= DOCUMENT SEGMENT =

"""

Tatsuno M, Shioda Y, Iwafuchi H, Yamazaki S, Iijima K, Takahashi C, Ono H, Uchida K, Okamura O, Matubayashi M, Okuyama T, Matsumoto K, Yoshioka T, Nakazawa A - Diagn Pathol (2016)

Bottom Line: BRAF inhibitors molecularly targeting the V600E mutation have been developed to counteract the effect of the mutation.The V600E mutation was detected in FFPE tissue samples from 32 LCH patients; our assay was able to identify mutations in four samples that gave inconclusive results, and ten that were negative, according to standard PCR and sequencing.This screening method is expected to play an important role to select the most effective therapies.

View Article: PubMed Central - PubMed

Affiliation: Department of Pathology, National Center for Child Health and Development, PO Box 157-8535, 2-10-1 Okura, Setagaya-ku, Tokyo, Japan. tatsuno-m@ncchd.go.jp.

ABSTRACT

Background: BRAF (V-raf murine sarcoma viral oncogene homolog B1) is a serine-threonine protein kinase involved in cell survival, proliferation, and differentiation. The most common missense mutation of BRAF (mainly V600E) contributes to the incidence of various cancers, including Langerhans cell histiocytosis (LCH). BRAF inhibitors molecularly targeting the V600E mutation have been developed to counteract the effect of the mutation. To ensure the administration of effective pharmacotherapy, it is therefore imperative to develop an effective assay to screen LCH patients for the V600E mutation. However, tumor tissues of LCH typically contain many inflammatory cells which make a correct judgement of the mutation status difficult in the DNA sequence analysis.

"""

= QUESTIONS ON THE MATERIAL =
a: Based on the BRAF abstract, say whether each statement agrees with it, answering yes or no and quoting the words that decide it: (i) BRAF is a serine-threonine protein kinase; (ii) the V600E mutation was detected in tissue samples from 32 LCH patients; (iii) LCH tumor tissues typically contain few inflammatory cells.
b: According to the BRAF abstract, how many samples that tested negative by standard PCR and sequencing did the assay find mutations in?
Rely only on the BRAF abstract for your answers.

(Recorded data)
"""

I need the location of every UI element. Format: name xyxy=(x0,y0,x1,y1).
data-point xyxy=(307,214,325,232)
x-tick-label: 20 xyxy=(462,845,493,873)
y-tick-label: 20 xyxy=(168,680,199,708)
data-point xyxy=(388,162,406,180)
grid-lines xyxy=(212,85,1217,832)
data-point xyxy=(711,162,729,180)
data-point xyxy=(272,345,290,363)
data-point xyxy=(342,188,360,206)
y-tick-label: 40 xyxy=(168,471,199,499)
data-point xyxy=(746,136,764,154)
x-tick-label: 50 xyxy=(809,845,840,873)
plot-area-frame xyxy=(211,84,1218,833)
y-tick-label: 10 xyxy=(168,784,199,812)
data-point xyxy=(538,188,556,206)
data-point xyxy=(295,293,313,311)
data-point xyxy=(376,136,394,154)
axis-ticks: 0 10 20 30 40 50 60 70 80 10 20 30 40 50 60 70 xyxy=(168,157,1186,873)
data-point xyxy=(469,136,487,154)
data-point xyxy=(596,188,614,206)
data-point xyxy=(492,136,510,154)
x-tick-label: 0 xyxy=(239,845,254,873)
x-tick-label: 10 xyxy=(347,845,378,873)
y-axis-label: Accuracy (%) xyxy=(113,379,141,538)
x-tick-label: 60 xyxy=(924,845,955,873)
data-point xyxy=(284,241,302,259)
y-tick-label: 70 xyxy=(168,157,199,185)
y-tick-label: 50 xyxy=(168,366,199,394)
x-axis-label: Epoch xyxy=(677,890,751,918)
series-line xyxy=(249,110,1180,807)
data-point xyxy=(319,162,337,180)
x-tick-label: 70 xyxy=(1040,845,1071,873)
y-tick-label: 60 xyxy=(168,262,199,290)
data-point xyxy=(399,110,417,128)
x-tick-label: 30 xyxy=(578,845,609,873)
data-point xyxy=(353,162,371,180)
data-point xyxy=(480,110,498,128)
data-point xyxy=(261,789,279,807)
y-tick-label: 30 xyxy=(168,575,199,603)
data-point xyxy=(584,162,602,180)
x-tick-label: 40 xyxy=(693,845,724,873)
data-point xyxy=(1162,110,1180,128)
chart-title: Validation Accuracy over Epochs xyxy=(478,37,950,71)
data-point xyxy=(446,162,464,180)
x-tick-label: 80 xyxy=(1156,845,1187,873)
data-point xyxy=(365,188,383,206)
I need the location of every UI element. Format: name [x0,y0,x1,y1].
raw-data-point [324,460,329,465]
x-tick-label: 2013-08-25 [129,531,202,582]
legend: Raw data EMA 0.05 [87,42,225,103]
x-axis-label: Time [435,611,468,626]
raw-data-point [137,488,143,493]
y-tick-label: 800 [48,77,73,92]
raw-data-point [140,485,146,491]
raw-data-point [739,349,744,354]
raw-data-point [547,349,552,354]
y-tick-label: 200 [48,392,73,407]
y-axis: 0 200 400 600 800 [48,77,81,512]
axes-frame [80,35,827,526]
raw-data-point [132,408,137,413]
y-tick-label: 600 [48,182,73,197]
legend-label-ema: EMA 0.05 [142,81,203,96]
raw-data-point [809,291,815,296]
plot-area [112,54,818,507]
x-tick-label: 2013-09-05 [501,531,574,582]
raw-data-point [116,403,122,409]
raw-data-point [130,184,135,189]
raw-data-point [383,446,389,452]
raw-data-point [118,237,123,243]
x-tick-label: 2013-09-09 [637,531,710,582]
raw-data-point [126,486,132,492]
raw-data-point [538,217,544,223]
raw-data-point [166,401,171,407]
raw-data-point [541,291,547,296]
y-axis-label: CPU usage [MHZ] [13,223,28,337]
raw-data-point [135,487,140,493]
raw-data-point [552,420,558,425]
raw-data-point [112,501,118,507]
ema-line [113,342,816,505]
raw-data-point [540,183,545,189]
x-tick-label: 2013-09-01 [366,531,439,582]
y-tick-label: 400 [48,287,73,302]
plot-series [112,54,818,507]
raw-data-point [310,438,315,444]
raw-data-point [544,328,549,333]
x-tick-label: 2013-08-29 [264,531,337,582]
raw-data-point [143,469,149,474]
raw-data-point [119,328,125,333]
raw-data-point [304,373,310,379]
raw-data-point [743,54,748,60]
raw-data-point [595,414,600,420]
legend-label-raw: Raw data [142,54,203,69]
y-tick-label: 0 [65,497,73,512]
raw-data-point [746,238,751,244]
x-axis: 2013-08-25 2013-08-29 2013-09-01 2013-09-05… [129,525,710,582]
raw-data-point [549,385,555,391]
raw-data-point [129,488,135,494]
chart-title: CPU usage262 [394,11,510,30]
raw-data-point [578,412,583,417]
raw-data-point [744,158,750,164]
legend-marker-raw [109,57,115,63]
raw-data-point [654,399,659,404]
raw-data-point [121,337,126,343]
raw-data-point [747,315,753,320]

"""

= SOLUTIONS TO THE EXERCISE =
a:
(i) Yes: "BRAF (V-raf murine sarcoma viral oncogene homolog B1) is a serine-threonine protein kinase"
(ii) Yes: "The V600E mutation was detected in FFPE tissue samples from 32 LCH patients"
(iii) No: "tumor tissues of LCH typically contain many inflammatory cells"

b: Ten samples.